** Begin Available records **

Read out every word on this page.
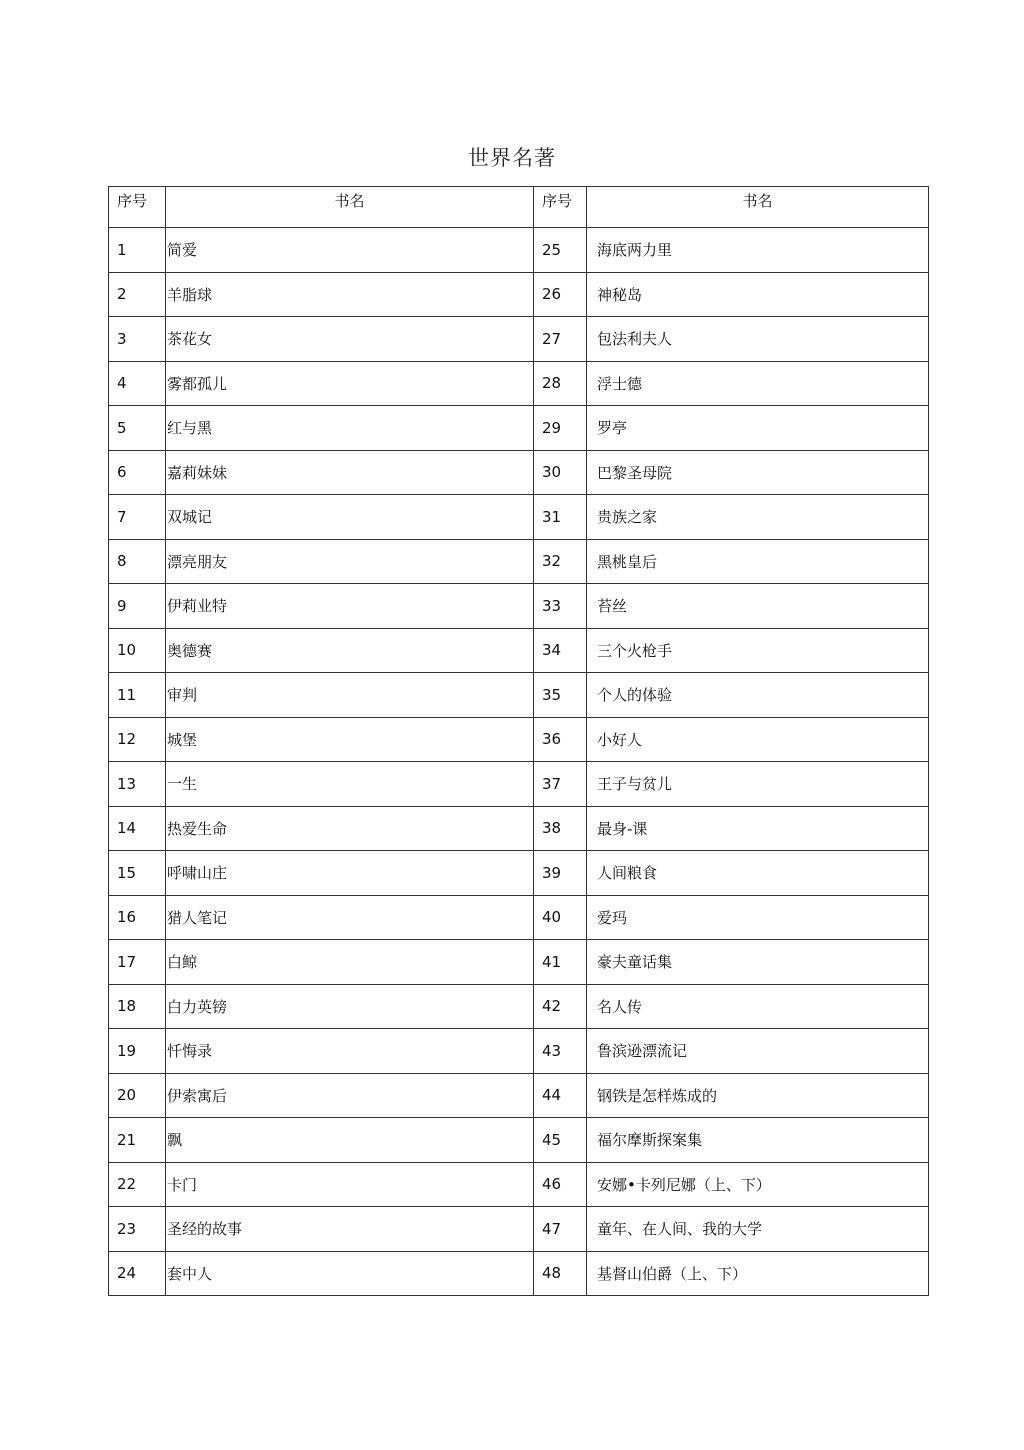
世界名著
序号	书名	序号	书名
1	简爱	25	海底两力里
2	羊脂球	26	神秘岛
3	茶花女	27	包法利夫人
4	雾都孤儿	28	浮士德
5	红与黑	29	罗亭
6	嘉莉妹妹	30	巴黎圣母院
7	双城记	31	贵族之家
8	漂亮朋友	32	黑桃皇后
9	伊莉业特	33	苔丝
10	奥德赛	34	三个火枪手
11	审判	35	个人的体验
12	城堡	36	小好人
13	一生	37	王子与贫儿
14	热爱生命	38	最身-课
15	呼啸山庄	39	人间粮食
16	猎人笔记	40	爱玛
17	白鲸	41	豪夫童话集
18	白力英镑	42	名人传
19	忏悔录	43	鲁滨逊漂流记
20	伊索寓后	44	钢铁是怎样炼成的
21	飘	45	福尔摩斯探案集
22	卡门	46	安娜•卡列尼娜（上、下）
23	圣经的故事	47	童年、在人间、我的大学
24	套中人	48	基督山伯爵（上、下）
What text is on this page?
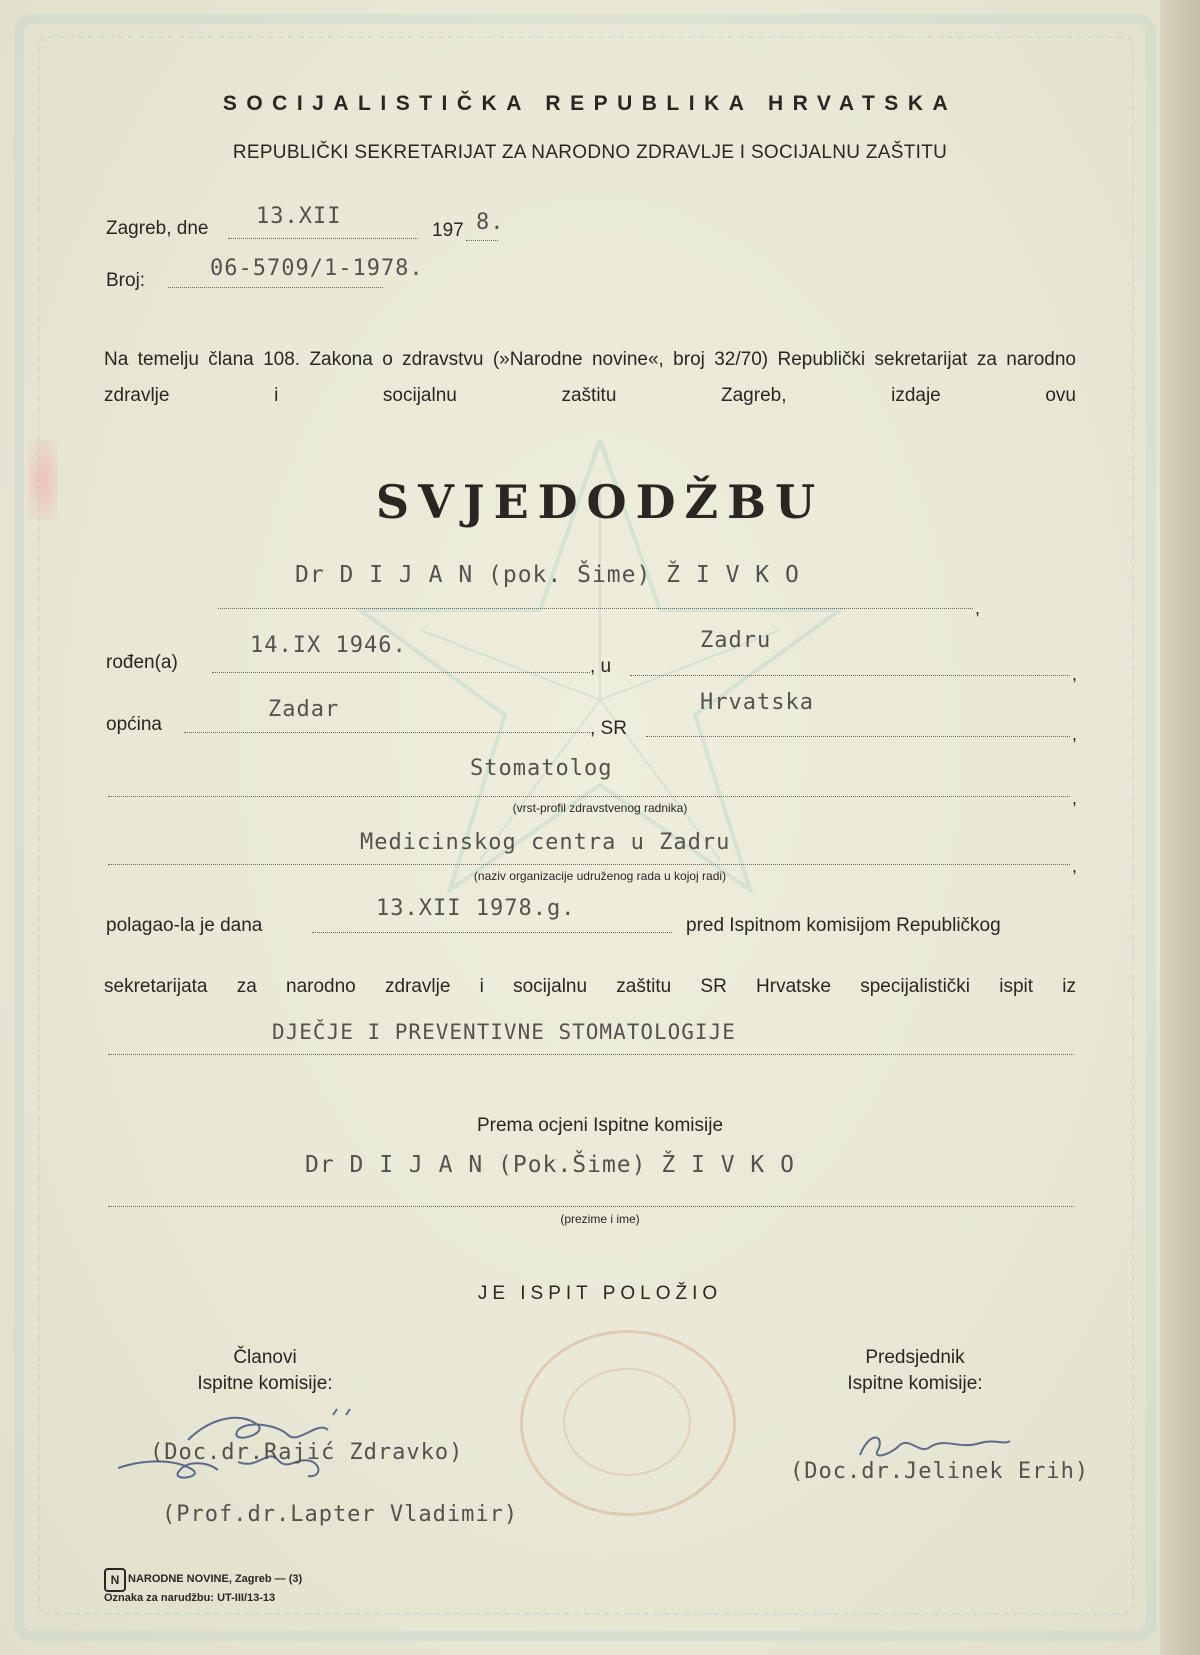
SOCIJALISTIČKA REPUBLIKA HRVATSKA
REPUBLIČKI SEKRETARIJAT ZA NARODNO ZDRAVLJE I SOCIJALNU ZAŠTITU
Zagreb, dne 13.XII
197 8.
Broj:	06-5709/1-1978.
Na temelju člana 108. Zakona o zdravstvu (»Narodne novine«, broj 32/70) Republički sekretarijat za narodno zdravlje i socijalnu zaštitu Zagreb, izdaje ovu
SVJEDODŽBU
Dr D I J A N (pok. Šime) Ž I V K O
,
rođen(a)
14.IX 1946.
, u
Zadru
,
općina
Zadar
, SR
Hrvatska
,
Stomatolog
,
(vrst-profil zdravstvenog radnika)
Medicinskog centra u Zadru
,
(naziv organizacije udruženog rada u kojoj radi)
polagao-la je dana
13.XII 1978.g.
pred Ispitnom komisijom Republičkog
sekretarijata za narodno zdravlje i socijalnu zaštitu SR Hrvatske specijalistički ispit iz
DJEČJE I PREVENTIVNE STOMATOLOGIJE
Prema ocjeni Ispitne komisije
Dr D I J A N (Pok.Šime) Ž I V K O
(prezime i ime)
JE ISPIT POLOŽIO
Članovi
Ispitne komisije:
Predsjednik
Ispitne komisije:
(Doc.dr.Rajić Zdravko)
(Prof.dr.Lapter Vladimir)
(Doc.dr.Jelinek Erih)
N NARODNE NOVINE, Zagreb — (3)
Oznaka za narudžbu: UT-III/13-13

** End Available records **

What you should do
Reproduce the whole listing exactly, but not the images in it.

Result for this exercise
Read out every word on this page.
世界名著
序号	书名	序号	书名
1	简爱	25	海底两力里
2	羊脂球	26	神秘岛
3	茶花女	27	包法利夫人
4	雾都孤儿	28	浮士德
5	红与黑	29	罗亭
6	嘉莉妹妹	30	巴黎圣母院
7	双城记	31	贵族之家
8	漂亮朋友	32	黑桃皇后
9	伊莉业特	33	苔丝
10	奥德赛	34	三个火枪手
11	审判	35	个人的体验
12	城堡	36	小好人
13	一生	37	王子与贫儿
14	热爱生命	38	最身-课
15	呼啸山庄	39	人间粮食
16	猎人笔记	40	爱玛
17	白鲸	41	豪夫童话集
18	白力英镑	42	名人传
19	忏悔录	43	鲁滨逊漂流记
20	伊索寓后	44	钢铁是怎样炼成的
21	飘	45	福尔摩斯探案集
22	卡门	46	安娜•卡列尼娜（上、下）
23	圣经的故事	47	童年、在人间、我的大学
24	套中人	48	基督山伯爵（上、下）
What text is on this page?
SOCIJALISTIČKA REPUBLIKA HRVATSKA
REPUBLIČKI SEKRETARIJAT ZA NARODNO ZDRAVLJE I SOCIJALNU ZAŠTITU
Zagreb, dne 13.XII
197 8.
Broj:	06-5709/1-1978.
Na temelju člana 108. Zakona o zdravstvu (»Narodne novine«, broj 32/70) Republički sekretarijat za narodno zdravlje i socijalnu zaštitu Zagreb, izdaje ovu
SVJEDODŽBU
Dr D I J A N (pok. Šime) Ž I V K O
,
rođen(a)
14.IX 1946.
, u
Zadru
,
općina
Zadar
, SR
Hrvatska
,
Stomatolog
,
(vrst-profil zdravstvenog radnika)
Medicinskog centra u Zadru
,
(naziv organizacije udruženog rada u kojoj radi)
polagao-la je dana
13.XII 1978.g.
pred Ispitnom komisijom Republičkog
sekretarijata za narodno zdravlje i socijalnu zaštitu SR Hrvatske specijalistički ispit iz
DJEČJE I PREVENTIVNE STOMATOLOGIJE
Prema ocjeni Ispitne komisije
Dr D I J A N (Pok.Šime) Ž I V K O
(prezime i ime)
JE ISPIT POLOŽIO
Članovi
Ispitne komisije:
Predsjednik
Ispitne komisije:
(Doc.dr.Rajić Zdravko)
(Prof.dr.Lapter Vladimir)
(Doc.dr.Jelinek Erih)
N NARODNE NOVINE, Zagreb — (3)
Oznaka za narudžbu: UT-III/13-13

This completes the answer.